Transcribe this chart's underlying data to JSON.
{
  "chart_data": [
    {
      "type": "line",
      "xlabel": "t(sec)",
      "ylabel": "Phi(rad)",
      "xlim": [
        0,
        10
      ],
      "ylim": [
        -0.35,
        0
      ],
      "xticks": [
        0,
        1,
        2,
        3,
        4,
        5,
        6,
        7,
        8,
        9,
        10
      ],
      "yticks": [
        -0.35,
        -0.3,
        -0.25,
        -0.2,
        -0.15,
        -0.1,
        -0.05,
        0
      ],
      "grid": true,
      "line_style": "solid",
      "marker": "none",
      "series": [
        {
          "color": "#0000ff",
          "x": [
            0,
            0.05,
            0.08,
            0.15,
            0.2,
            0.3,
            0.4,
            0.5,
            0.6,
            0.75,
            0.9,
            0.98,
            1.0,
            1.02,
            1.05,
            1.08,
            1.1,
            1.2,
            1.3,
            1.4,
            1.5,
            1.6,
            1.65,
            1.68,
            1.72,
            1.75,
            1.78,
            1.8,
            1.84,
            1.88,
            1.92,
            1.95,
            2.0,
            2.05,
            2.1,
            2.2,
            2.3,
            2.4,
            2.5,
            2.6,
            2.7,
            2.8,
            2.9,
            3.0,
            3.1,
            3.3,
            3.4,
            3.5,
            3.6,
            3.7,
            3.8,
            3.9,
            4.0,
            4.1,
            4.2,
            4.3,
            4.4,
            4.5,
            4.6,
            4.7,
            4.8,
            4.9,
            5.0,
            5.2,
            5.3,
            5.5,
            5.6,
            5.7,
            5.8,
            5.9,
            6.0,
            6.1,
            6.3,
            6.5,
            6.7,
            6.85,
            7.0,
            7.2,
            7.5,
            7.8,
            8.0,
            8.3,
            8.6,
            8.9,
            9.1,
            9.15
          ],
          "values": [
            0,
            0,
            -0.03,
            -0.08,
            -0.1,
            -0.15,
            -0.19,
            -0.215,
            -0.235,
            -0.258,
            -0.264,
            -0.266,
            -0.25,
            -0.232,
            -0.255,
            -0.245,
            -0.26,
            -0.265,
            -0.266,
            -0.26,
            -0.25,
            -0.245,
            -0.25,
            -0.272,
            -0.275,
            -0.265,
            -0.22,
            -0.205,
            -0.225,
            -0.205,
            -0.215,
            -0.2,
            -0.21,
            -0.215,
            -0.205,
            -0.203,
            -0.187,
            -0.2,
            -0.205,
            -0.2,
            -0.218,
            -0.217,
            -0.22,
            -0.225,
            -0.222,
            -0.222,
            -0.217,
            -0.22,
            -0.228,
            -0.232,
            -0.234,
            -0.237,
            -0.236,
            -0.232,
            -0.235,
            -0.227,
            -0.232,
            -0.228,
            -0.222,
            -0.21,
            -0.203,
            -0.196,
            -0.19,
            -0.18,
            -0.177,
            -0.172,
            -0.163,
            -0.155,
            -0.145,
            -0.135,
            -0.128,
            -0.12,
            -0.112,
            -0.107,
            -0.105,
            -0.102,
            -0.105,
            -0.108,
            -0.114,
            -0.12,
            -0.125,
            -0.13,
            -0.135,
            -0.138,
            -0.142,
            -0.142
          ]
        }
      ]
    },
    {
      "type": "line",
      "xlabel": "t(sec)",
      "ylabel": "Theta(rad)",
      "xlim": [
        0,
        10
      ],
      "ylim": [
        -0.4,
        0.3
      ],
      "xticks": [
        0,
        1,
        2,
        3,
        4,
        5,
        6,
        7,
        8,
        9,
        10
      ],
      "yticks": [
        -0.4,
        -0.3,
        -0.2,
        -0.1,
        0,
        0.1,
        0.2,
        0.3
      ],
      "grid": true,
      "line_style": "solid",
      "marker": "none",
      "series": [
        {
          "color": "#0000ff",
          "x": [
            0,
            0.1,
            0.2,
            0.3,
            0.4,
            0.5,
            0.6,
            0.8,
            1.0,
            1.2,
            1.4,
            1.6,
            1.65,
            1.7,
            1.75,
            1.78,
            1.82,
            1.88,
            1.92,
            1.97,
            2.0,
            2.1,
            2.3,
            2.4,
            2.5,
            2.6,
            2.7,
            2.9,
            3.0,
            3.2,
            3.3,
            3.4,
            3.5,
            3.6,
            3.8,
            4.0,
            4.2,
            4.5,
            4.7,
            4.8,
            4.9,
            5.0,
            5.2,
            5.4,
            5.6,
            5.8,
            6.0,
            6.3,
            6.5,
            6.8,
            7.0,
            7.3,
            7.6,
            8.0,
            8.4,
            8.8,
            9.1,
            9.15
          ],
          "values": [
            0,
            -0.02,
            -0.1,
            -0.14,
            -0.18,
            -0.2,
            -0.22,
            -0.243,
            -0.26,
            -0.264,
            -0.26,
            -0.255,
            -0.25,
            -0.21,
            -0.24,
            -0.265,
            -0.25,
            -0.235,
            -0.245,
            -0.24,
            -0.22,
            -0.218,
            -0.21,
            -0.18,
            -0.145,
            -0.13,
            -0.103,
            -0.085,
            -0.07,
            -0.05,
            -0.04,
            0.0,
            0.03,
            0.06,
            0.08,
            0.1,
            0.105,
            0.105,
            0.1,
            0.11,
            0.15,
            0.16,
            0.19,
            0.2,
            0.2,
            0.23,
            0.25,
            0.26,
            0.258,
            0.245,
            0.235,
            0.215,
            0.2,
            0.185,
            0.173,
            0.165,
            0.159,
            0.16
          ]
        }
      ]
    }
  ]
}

#### INSTRUCTIONS TO FOLLOW:
Take the listing above and write it out again exactly.

#### FULL ANSWER:
Transcribe this chart's underlying data to JSON.
{
  "chart_data": [
    {
      "type": "line",
      "xlabel": "t(sec)",
      "ylabel": "Phi(rad)",
      "xlim": [
        0,
        10
      ],
      "ylim": [
        -0.35,
        0
      ],
      "xticks": [
        0,
        1,
        2,
        3,
        4,
        5,
        6,
        7,
        8,
        9,
        10
      ],
      "yticks": [
        -0.35,
        -0.3,
        -0.25,
        -0.2,
        -0.15,
        -0.1,
        -0.05,
        0
      ],
      "grid": true,
      "line_style": "solid",
      "marker": "none",
      "series": [
        {
          "color": "#0000ff",
          "x": [
            0,
            0.05,
            0.08,
            0.15,
            0.2,
            0.3,
            0.4,
            0.5,
            0.6,
            0.75,
            0.9,
            0.98,
            1.0,
            1.02,
            1.05,
            1.08,
            1.1,
            1.2,
            1.3,
            1.4,
            1.5,
            1.6,
            1.65,
            1.68,
            1.72,
            1.75,
            1.78,
            1.8,
            1.84,
            1.88,
            1.92,
            1.95,
            2.0,
            2.05,
            2.1,
            2.2,
            2.3,
            2.4,
            2.5,
            2.6,
            2.7,
            2.8,
            2.9,
            3.0,
            3.1,
            3.3,
            3.4,
            3.5,
            3.6,
            3.7,
            3.8,
            3.9,
            4.0,
            4.1,
            4.2,
            4.3,
            4.4,
            4.5,
            4.6,
            4.7,
            4.8,
            4.9,
            5.0,
            5.2,
            5.3,
            5.5,
            5.6,
            5.7,
            5.8,
            5.9,
            6.0,
            6.1,
            6.3,
            6.5,
            6.7,
            6.85,
            7.0,
            7.2,
            7.5,
            7.8,
            8.0,
            8.3,
            8.6,
            8.9,
            9.1,
            9.15
          ],
          "values": [
            0,
            0,
            -0.03,
            -0.08,
            -0.1,
            -0.15,
            -0.19,
            -0.215,
            -0.235,
            -0.258,
            -0.264,
            -0.266,
            -0.25,
            -0.232,
            -0.255,
            -0.245,
            -0.26,
            -0.265,
            -0.266,
            -0.26,
            -0.25,
            -0.245,
            -0.25,
            -0.272,
            -0.275,
            -0.265,
            -0.22,
            -0.205,
            -0.225,
            -0.205,
            -0.215,
            -0.2,
            -0.21,
            -0.215,
            -0.205,
            -0.203,
            -0.187,
            -0.2,
            -0.205,
            -0.2,
            -0.218,
            -0.217,
            -0.22,
            -0.225,
            -0.222,
            -0.222,
            -0.217,
            -0.22,
            -0.228,
            -0.232,
            -0.234,
            -0.237,
            -0.236,
            -0.232,
            -0.235,
            -0.227,
            -0.232,
            -0.228,
            -0.222,
            -0.21,
            -0.203,
            -0.196,
            -0.19,
            -0.18,
            -0.177,
            -0.172,
            -0.163,
            -0.155,
            -0.145,
            -0.135,
            -0.128,
            -0.12,
            -0.112,
            -0.107,
            -0.105,
            -0.102,
            -0.105,
            -0.108,
            -0.114,
            -0.12,
            -0.125,
            -0.13,
            -0.135,
            -0.138,
            -0.142,
            -0.142
          ]
        }
      ]
    },
    {
      "type": "line",
      "xlabel": "t(sec)",
      "ylabel": "Theta(rad)",
      "xlim": [
        0,
        10
      ],
      "ylim": [
        -0.4,
        0.3
      ],
      "xticks": [
        0,
        1,
        2,
        3,
        4,
        5,
        6,
        7,
        8,
        9,
        10
      ],
      "yticks": [
        -0.4,
        -0.3,
        -0.2,
        -0.1,
        0,
        0.1,
        0.2,
        0.3
      ],
      "grid": true,
      "line_style": "solid",
      "marker": "none",
      "series": [
        {
          "color": "#0000ff",
          "x": [
            0,
            0.1,
            0.2,
            0.3,
            0.4,
            0.5,
            0.6,
            0.8,
            1.0,
            1.2,
            1.4,
            1.6,
            1.65,
            1.7,
            1.75,
            1.78,
            1.82,
            1.88,
            1.92,
            1.97,
            2.0,
            2.1,
            2.3,
            2.4,
            2.5,
            2.6,
            2.7,
            2.9,
            3.0,
            3.2,
            3.3,
            3.4,
            3.5,
            3.6,
            3.8,
            4.0,
            4.2,
            4.5,
            4.7,
            4.8,
            4.9,
            5.0,
            5.2,
            5.4,
            5.6,
            5.8,
            6.0,
            6.3,
            6.5,
            6.8,
            7.0,
            7.3,
            7.6,
            8.0,
            8.4,
            8.8,
            9.1,
            9.15
          ],
          "values": [
            0,
            -0.02,
            -0.1,
            -0.14,
            -0.18,
            -0.2,
            -0.22,
            -0.243,
            -0.26,
            -0.264,
            -0.26,
            -0.255,
            -0.25,
            -0.21,
            -0.24,
            -0.265,
            -0.25,
            -0.235,
            -0.245,
            -0.24,
            -0.22,
            -0.218,
            -0.21,
            -0.18,
            -0.145,
            -0.13,
            -0.103,
            -0.085,
            -0.07,
            -0.05,
            -0.04,
            0.0,
            0.03,
            0.06,
            0.08,
            0.1,
            0.105,
            0.105,
            0.1,
            0.11,
            0.15,
            0.16,
            0.19,
            0.2,
            0.2,
            0.23,
            0.25,
            0.26,
            0.258,
            0.245,
            0.235,
            0.215,
            0.2,
            0.185,
            0.173,
            0.165,
            0.159,
            0.16
          ]
        }
      ]
    }
  ]
}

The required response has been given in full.